**Directions for this task**
Copy the result of filtering the entries below for lines that include the string "virus".

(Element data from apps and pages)
•••••

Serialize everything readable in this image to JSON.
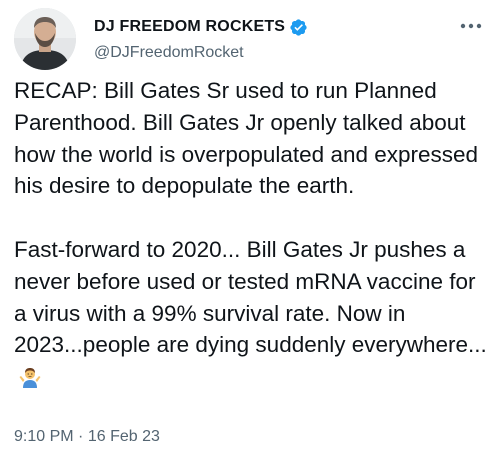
{
  "tweet": {
    "display_name": "DJ FREEDOM ROCKETS",
    "handle": "@DJFreedomRocket",
    "verified": true,
    "icons": {
      "verified": "verified-badge-icon",
      "more": "more-options-icon",
      "emoji": "person-shrugging-emoji"
    },
    "paragraph_1": "RECAP: Bill Gates Sr used to run Planned Parenthood. Bill Gates Jr openly talked about how the world is overpopulated and expressed his desire to depopulate the earth.",
    "paragraph_2": "Fast-forward to 2020... Bill Gates Jr pushes a never before used or tested mRNA vaccine for a virus with a 99% survival rate. Now in 2023...people are dying suddenly everywhere...",
    "time": "9:10 PM",
    "separator": "·",
    "date": "16 Feb 23"
  },
  "colors": {
    "text": "#0f1419",
    "secondary": "#536471",
    "verified_blue": "#1d9bf0",
    "background": "#ffffff"
  }
}
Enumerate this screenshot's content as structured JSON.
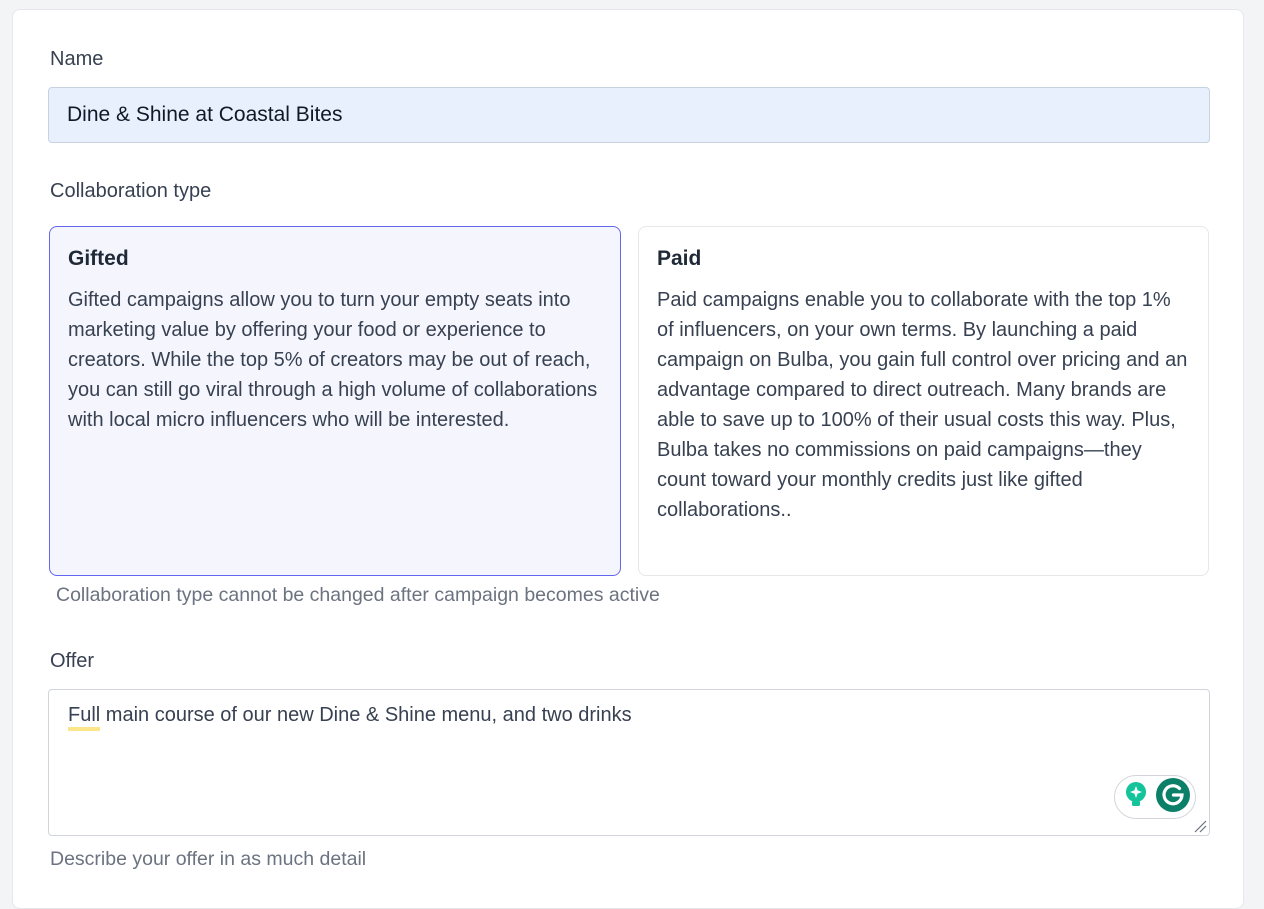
{
  "form": {
    "name": {
      "label": "Name",
      "value": "Dine & Shine at Coastal Bites"
    },
    "collaboration": {
      "label": "Collaboration type",
      "options": [
        {
          "title": "Gifted",
          "description": "Gifted campaigns allow you to turn your empty seats into marketing value by offering your food or experience to creators. While the top 5% of creators may be out of reach, you can still go viral through a high volume of collaborations with local micro influencers who will be interested.",
          "selected": true
        },
        {
          "title": "Paid",
          "description": "Paid campaigns enable you to collaborate with the top 1% of influencers, on your own terms. By launching a paid campaign on Bulba, you gain full control over pricing and an advantage compared to direct outreach. Many brands are able to save up to 100% of their usual costs this way. Plus, Bulba takes no commissions on paid campaigns—they count toward your monthly credits just like gifted collaborations..",
          "selected": false
        }
      ],
      "hint": "Collaboration type cannot be changed after campaign becomes active"
    },
    "offer": {
      "label": "Offer",
      "value_first_word": "Full",
      "value_rest": " main course of our new Dine & Shine menu, and two drinks",
      "hint": "Describe your offer in as much detail"
    }
  },
  "colors": {
    "accent": "#6366f1",
    "input_autofill": "#e8f0fe",
    "grammarly_green": "#15c39a",
    "grammarly_dark": "#0b7f68"
  },
  "icons": {
    "assistant": "lightbulb-icon",
    "grammarly": "grammarly-icon",
    "resize": "resize-handle-icon"
  }
}
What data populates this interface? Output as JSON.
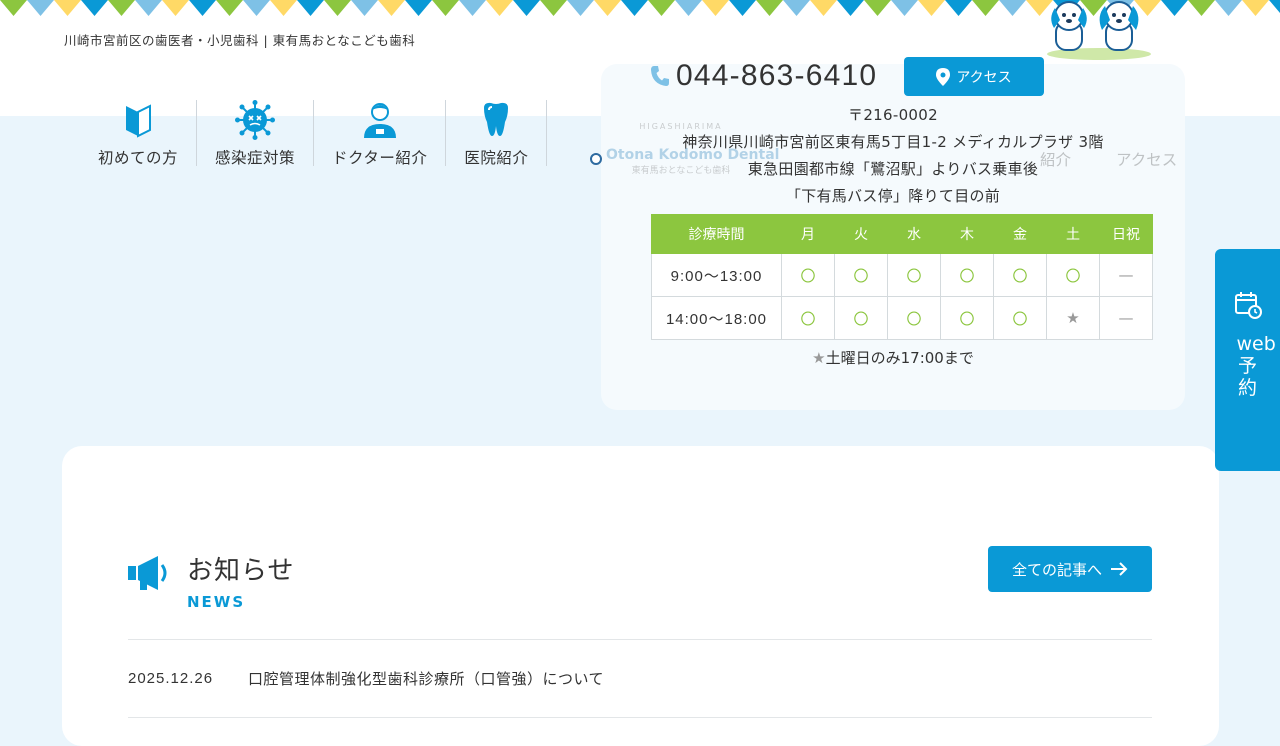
{
  "header": {
    "tagline": "川崎市宮前区の歯医者・小児歯科 | 東有馬おとなこども歯科",
    "phone": "044-863-6410",
    "access_label": "アクセス"
  },
  "nav": {
    "items": [
      {
        "label": "初めての方"
      },
      {
        "label": "感染症対策"
      },
      {
        "label": "ドクター紹介"
      },
      {
        "label": "医院紹介"
      }
    ],
    "ghost_items": [
      {
        "label": "紹介"
      },
      {
        "label": "アクセス"
      }
    ]
  },
  "ghost_logo": {
    "line1": "HIGASHIARIMA",
    "line2": "Otona Kodomo Dental",
    "line3": "東有馬おとなこども歯科"
  },
  "info": {
    "postal": "〒216-0002",
    "address": "神奈川県川崎市宮前区東有馬5丁目1-2 メディカルプラザ 3階",
    "route1": "東急田園都市線「鷺沼駅」よりバス乗車後",
    "route2": "「下有馬バス停」降りて目の前",
    "table": {
      "headers": [
        "診療時間",
        "月",
        "火",
        "水",
        "木",
        "金",
        "土",
        "日祝"
      ],
      "rows": [
        {
          "time": "9:00〜13:00",
          "marks": [
            "〇",
            "〇",
            "〇",
            "〇",
            "〇",
            "〇",
            "—"
          ]
        },
        {
          "time": "14:00〜18:00",
          "marks": [
            "〇",
            "〇",
            "〇",
            "〇",
            "〇",
            "★",
            "—"
          ]
        }
      ]
    },
    "note_star": "★",
    "note_text": "土曜日のみ17:00まで"
  },
  "booking": {
    "label": "web予約"
  },
  "news": {
    "title": "お知らせ",
    "subtitle": "NEWS",
    "all_label": "全ての記事へ",
    "items": [
      {
        "date": "2025.12.26",
        "text": "口腔管理体制強化型歯科診療所（口管強）について"
      }
    ]
  },
  "colors": {
    "accent": "#0a99d6",
    "green": "#8cc63f",
    "background": "#eaf5fc"
  },
  "icons": {
    "nav": [
      "beginner-mark-icon",
      "virus-icon",
      "doctor-icon",
      "tooth-icon"
    ],
    "phone": "phone-icon",
    "access": "map-pin-icon",
    "booking": "calendar-clock-icon",
    "news": "megaphone-icon",
    "arrow": "arrow-right-icon"
  }
}
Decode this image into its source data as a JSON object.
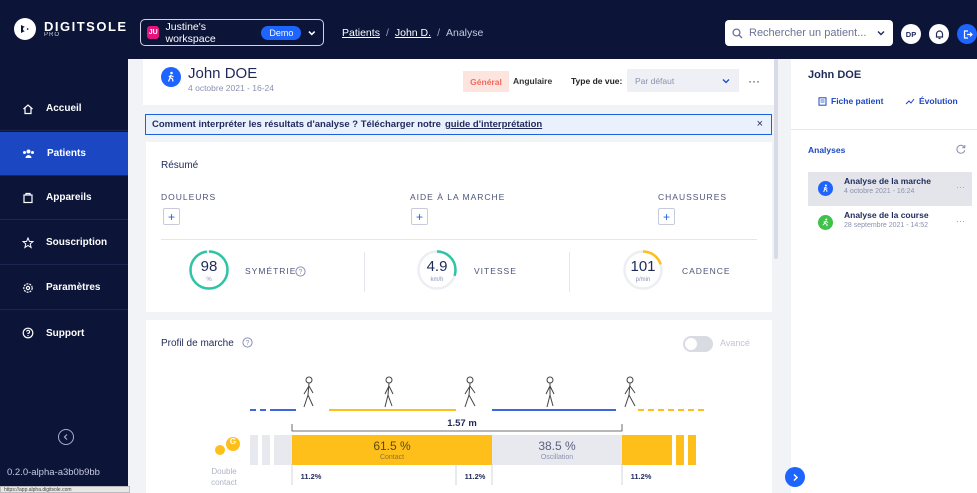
{
  "brand": {
    "name": "DIGITSOLE",
    "sub": "PRO"
  },
  "workspace": {
    "icon": "JU",
    "name": "Justine's workspace",
    "badge": "Demo"
  },
  "breadcrumb": [
    "Patients",
    "/",
    "John D.",
    "/",
    "Analyse"
  ],
  "search": {
    "placeholder": "Rechercher un patient..."
  },
  "user": {
    "initials": "DP"
  },
  "nav": [
    {
      "label": "Accueil",
      "icon": "home-icon",
      "active": true
    },
    {
      "label": "Patients",
      "icon": "patients-icon",
      "active": true
    },
    {
      "label": "Appareils",
      "icon": "devices-icon",
      "active": false
    },
    {
      "label": "Souscription",
      "icon": "subscription-icon",
      "active": false
    },
    {
      "label": "Paramètres",
      "icon": "settings-icon",
      "active": false
    },
    {
      "label": "Support",
      "icon": "support-icon",
      "active": false
    }
  ],
  "version": "0.2.0-alpha-a3b0b9bb",
  "status_url": "https://app.alpha.digitsole.com",
  "patient": {
    "name": "John DOE",
    "date": "4 octobre 2021 - 16-24"
  },
  "view_tabs": {
    "general": "Général",
    "angular": "Angulaire"
  },
  "view_type": {
    "label": "Type de vue:",
    "value": "Par défaut"
  },
  "info_banner": {
    "text": "Comment interpréter les résultats d'analyse ? Télécharger notre",
    "link": "guide d'interprétation",
    "close": "×"
  },
  "summary": {
    "title": "Résumé",
    "categories": [
      "DOULEURS",
      "AIDE À LA MARCHE",
      "CHAUSSURES"
    ],
    "metrics": [
      {
        "value": "98",
        "unit": "%",
        "label": "SYMÉTRIE",
        "fraction": 0.98,
        "color": "#2ec4a5"
      },
      {
        "value": "4.9",
        "unit": "km/h",
        "label": "VITESSE",
        "fraction": 0.3,
        "color": "#2ec4a5"
      },
      {
        "value": "101",
        "unit": "p/min",
        "label": "CADENCE",
        "fraction": 0.2,
        "color": "#ffbf1a"
      }
    ]
  },
  "profile": {
    "title": "Profil de marche",
    "toggle_label": "Avancé",
    "stride_length": "1.57 m",
    "contact": {
      "value": "61.5 %",
      "label": "Contact"
    },
    "oscillation": {
      "value": "38.5 %",
      "label": "Oscillation"
    },
    "double_contact": {
      "label": "Double contact",
      "values": [
        "11.2%",
        "11.2%",
        "11.2%"
      ]
    },
    "foot_badge": "G"
  },
  "right_panel": {
    "name": "John DOE",
    "buttons": [
      "Fiche patient",
      "Évolution"
    ],
    "analyses_title": "Analyses",
    "analyses": [
      {
        "title": "Analyse de la marche",
        "date": "4 octobre 2021 - 16:24",
        "color": "#1e64ff",
        "selected": true
      },
      {
        "title": "Analyse de la course",
        "date": "28 septembre 2021 - 14:52",
        "color": "#3fc24a",
        "selected": false
      }
    ]
  },
  "colors": {
    "navy": "#0c1538",
    "accent": "#1e64ff",
    "active_nav": "#1c47c2",
    "yellow": "#ffbf1a",
    "teal": "#2ec4a5"
  }
}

•••••

**Solution to this task**
    "paragraph_2": "Fast-forward to 2020... Bill Gates Jr pushes a never before used or tested mRNA vaccine for a virus with a 99% survival rate. Now in 2023...people are dying suddenly everywhere...",
      "virus-icon",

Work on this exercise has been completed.